• **Working data**

--------------------------------

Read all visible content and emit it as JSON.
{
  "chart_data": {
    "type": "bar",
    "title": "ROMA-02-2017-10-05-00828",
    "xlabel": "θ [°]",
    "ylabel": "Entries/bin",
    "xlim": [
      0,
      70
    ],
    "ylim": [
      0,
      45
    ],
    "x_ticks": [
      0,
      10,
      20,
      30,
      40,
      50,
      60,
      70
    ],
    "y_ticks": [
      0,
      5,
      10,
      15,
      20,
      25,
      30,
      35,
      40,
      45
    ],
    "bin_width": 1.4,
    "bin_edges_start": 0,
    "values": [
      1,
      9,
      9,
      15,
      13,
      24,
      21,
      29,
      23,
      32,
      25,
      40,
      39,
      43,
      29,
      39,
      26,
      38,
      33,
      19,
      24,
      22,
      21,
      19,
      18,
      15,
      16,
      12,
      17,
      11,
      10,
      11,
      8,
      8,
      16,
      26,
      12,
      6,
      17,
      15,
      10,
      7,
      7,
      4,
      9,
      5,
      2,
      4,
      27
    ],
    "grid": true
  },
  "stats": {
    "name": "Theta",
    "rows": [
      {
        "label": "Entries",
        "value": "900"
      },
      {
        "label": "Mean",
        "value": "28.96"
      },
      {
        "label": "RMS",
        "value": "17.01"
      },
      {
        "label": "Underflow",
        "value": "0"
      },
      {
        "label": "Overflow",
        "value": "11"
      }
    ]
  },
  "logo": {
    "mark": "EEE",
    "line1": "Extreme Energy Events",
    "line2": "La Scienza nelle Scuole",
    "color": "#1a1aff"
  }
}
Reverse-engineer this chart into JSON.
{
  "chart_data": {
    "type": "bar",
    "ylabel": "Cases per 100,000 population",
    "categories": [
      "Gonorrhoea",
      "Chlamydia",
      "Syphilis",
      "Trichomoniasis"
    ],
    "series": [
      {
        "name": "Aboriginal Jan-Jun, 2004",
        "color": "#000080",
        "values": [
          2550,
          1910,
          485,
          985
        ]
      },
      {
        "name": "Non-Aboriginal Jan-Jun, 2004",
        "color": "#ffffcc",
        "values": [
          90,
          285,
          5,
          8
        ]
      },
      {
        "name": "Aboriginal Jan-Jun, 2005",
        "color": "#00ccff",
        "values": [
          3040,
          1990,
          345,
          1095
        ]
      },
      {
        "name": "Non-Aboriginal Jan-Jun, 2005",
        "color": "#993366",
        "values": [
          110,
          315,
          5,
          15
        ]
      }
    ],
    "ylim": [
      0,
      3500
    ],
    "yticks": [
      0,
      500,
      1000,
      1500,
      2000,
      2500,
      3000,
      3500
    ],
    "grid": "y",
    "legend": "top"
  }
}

--------------------------------

• **Your goal**
Extract the data in full. Keep it word for word.

• **Problem solution**
Read all visible content and emit it as JSON.
{
  "chart_data": {
    "type": "bar",
    "title": "ROMA-02-2017-10-05-00828",
    "xlabel": "θ [°]",
    "ylabel": "Entries/bin",
    "xlim": [
      0,
      70
    ],
    "ylim": [
      0,
      45
    ],
    "x_ticks": [
      0,
      10,
      20,
      30,
      40,
      50,
      60,
      70
    ],
    "y_ticks": [
      0,
      5,
      10,
      15,
      20,
      25,
      30,
      35,
      40,
      45
    ],
    "bin_width": 1.4,
    "bin_edges_start": 0,
    "values": [
      1,
      9,
      9,
      15,
      13,
      24,
      21,
      29,
      23,
      32,
      25,
      40,
      39,
      43,
      29,
      39,
      26,
      38,
      33,
      19,
      24,
      22,
      21,
      19,
      18,
      15,
      16,
      12,
      17,
      11,
      10,
      11,
      8,
      8,
      16,
      26,
      12,
      6,
      17,
      15,
      10,
      7,
      7,
      4,
      9,
      5,
      2,
      4,
      27
    ],
    "grid": true
  },
  "stats": {
    "name": "Theta",
    "rows": [
      {
        "label": "Entries",
        "value": "900"
      },
      {
        "label": "Mean",
        "value": "28.96"
      },
      {
        "label": "RMS",
        "value": "17.01"
      },
      {
        "label": "Underflow",
        "value": "0"
      },
      {
        "label": "Overflow",
        "value": "11"
      }
    ]
  },
  "logo": {
    "mark": "EEE",
    "line1": "Extreme Energy Events",
    "line2": "La Scienza nelle Scuole",
    "color": "#1a1aff"
  }
}
Reverse-engineer this chart into JSON.
{
  "chart_data": {
    "type": "bar",
    "ylabel": "Cases per 100,000 population",
    "categories": [
      "Gonorrhoea",
      "Chlamydia",
      "Syphilis",
      "Trichomoniasis"
    ],
    "series": [
      {
        "name": "Aboriginal Jan-Jun, 2004",
        "color": "#000080",
        "values": [
          2550,
          1910,
          485,
          985
        ]
      },
      {
        "name": "Non-Aboriginal Jan-Jun, 2004",
        "color": "#ffffcc",
        "values": [
          90,
          285,
          5,
          8
        ]
      },
      {
        "name": "Aboriginal Jan-Jun, 2005",
        "color": "#00ccff",
        "values": [
          3040,
          1990,
          345,
          1095
        ]
      },
      {
        "name": "Non-Aboriginal Jan-Jun, 2005",
        "color": "#993366",
        "values": [
          110,
          315,
          5,
          15
        ]
      }
    ],
    "ylim": [
      0,
      3500
    ],
    "yticks": [
      0,
      500,
      1000,
      1500,
      2000,
      2500,
      3000,
      3500
    ],
    "grid": "y",
    "legend": "top"
  }
}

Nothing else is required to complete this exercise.